§ JOB
Determine how many lines of this material contain "nauk". Give only the number.

§ Extracted records
· · · · ·

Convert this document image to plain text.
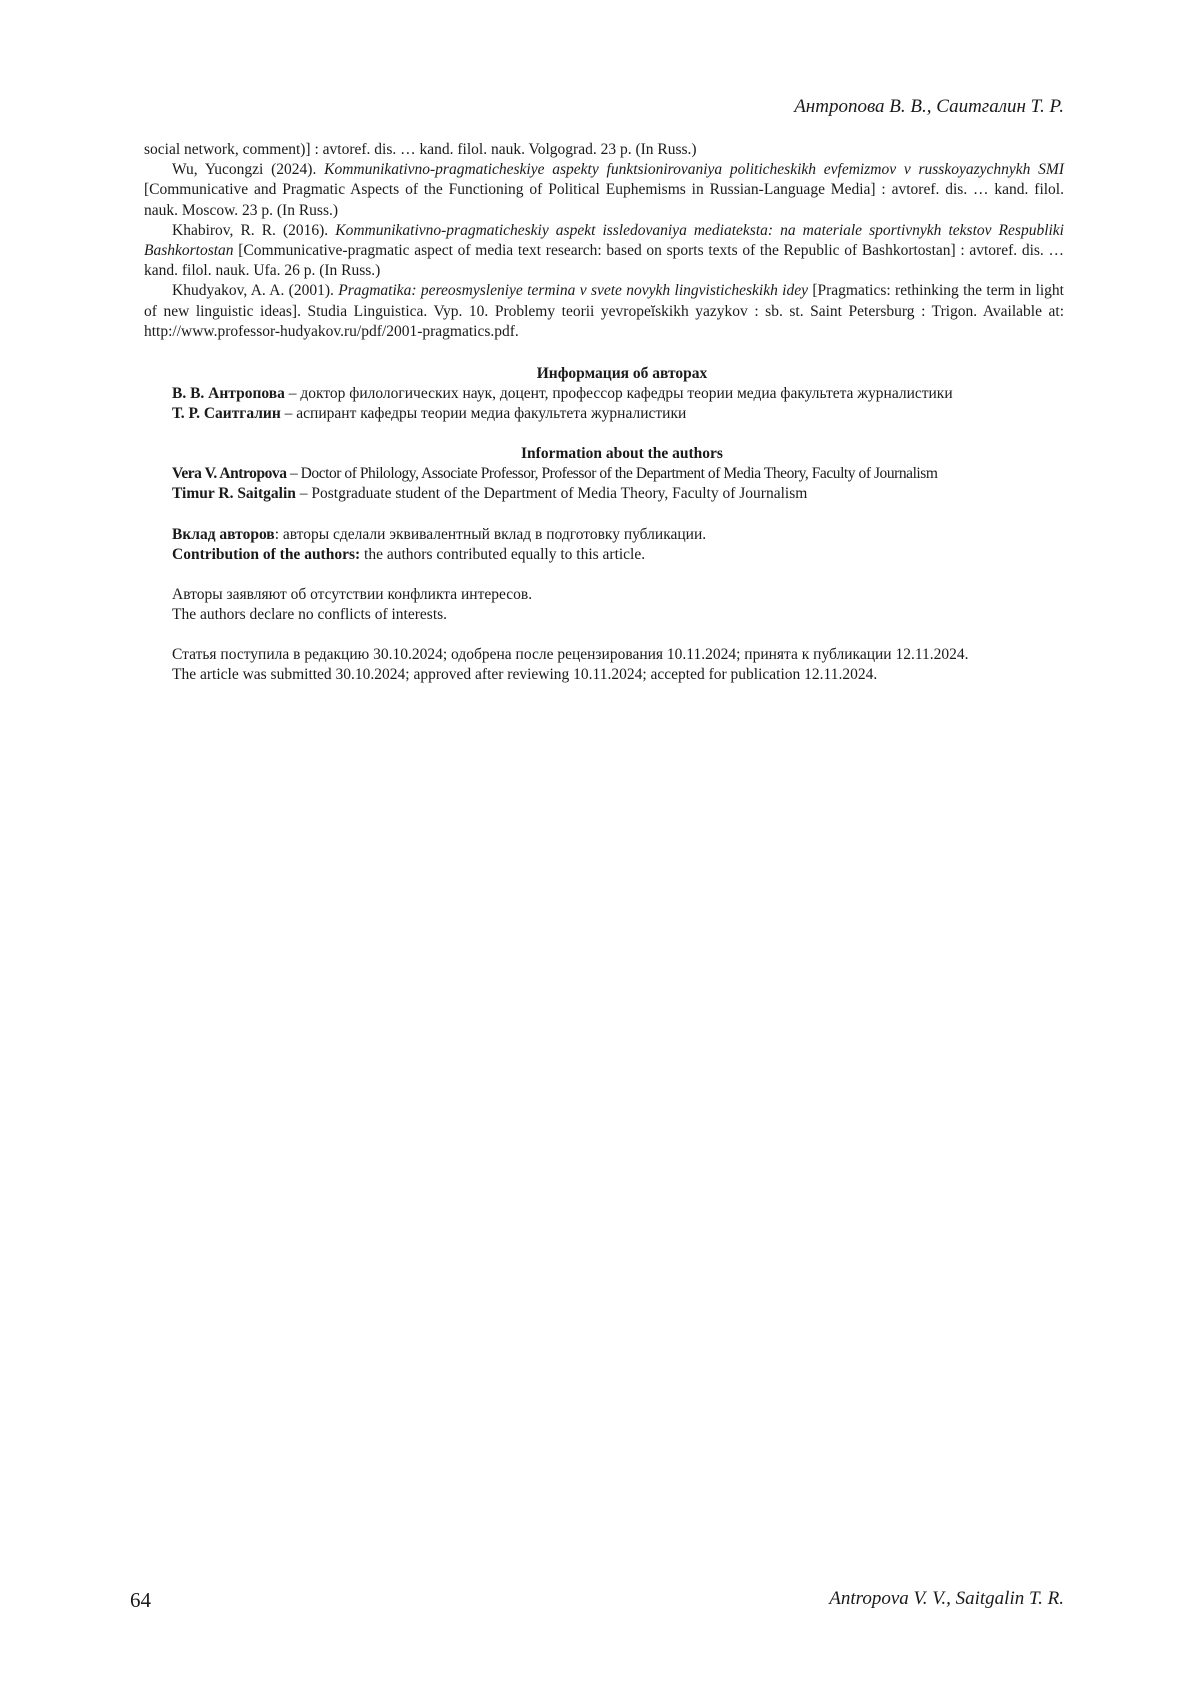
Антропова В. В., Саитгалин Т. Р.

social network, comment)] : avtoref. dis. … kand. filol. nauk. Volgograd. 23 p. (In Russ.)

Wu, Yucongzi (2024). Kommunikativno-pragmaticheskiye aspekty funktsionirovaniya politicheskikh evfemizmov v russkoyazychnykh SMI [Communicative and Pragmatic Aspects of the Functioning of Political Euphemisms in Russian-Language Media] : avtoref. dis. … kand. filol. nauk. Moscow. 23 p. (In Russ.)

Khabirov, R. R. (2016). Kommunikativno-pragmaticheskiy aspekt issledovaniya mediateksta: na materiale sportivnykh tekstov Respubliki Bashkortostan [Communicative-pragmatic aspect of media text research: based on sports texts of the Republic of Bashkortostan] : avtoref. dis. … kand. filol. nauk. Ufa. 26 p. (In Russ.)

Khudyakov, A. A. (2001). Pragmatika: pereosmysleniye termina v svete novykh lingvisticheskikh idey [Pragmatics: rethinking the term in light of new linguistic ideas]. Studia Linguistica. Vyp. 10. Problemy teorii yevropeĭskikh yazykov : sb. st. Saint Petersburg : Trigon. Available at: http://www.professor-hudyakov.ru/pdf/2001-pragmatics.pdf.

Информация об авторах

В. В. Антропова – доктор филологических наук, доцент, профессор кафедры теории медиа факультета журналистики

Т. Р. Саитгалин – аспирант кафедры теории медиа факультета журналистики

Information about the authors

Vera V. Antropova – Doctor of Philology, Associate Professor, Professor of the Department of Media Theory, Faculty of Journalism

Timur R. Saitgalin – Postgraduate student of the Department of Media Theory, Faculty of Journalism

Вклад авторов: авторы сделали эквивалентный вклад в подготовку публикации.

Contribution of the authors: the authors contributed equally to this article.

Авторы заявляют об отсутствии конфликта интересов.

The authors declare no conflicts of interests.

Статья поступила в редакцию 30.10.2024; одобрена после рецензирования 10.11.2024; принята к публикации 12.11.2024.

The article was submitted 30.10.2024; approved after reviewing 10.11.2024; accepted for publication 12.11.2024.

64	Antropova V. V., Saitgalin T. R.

· · · · ·

§ RESPONSE
3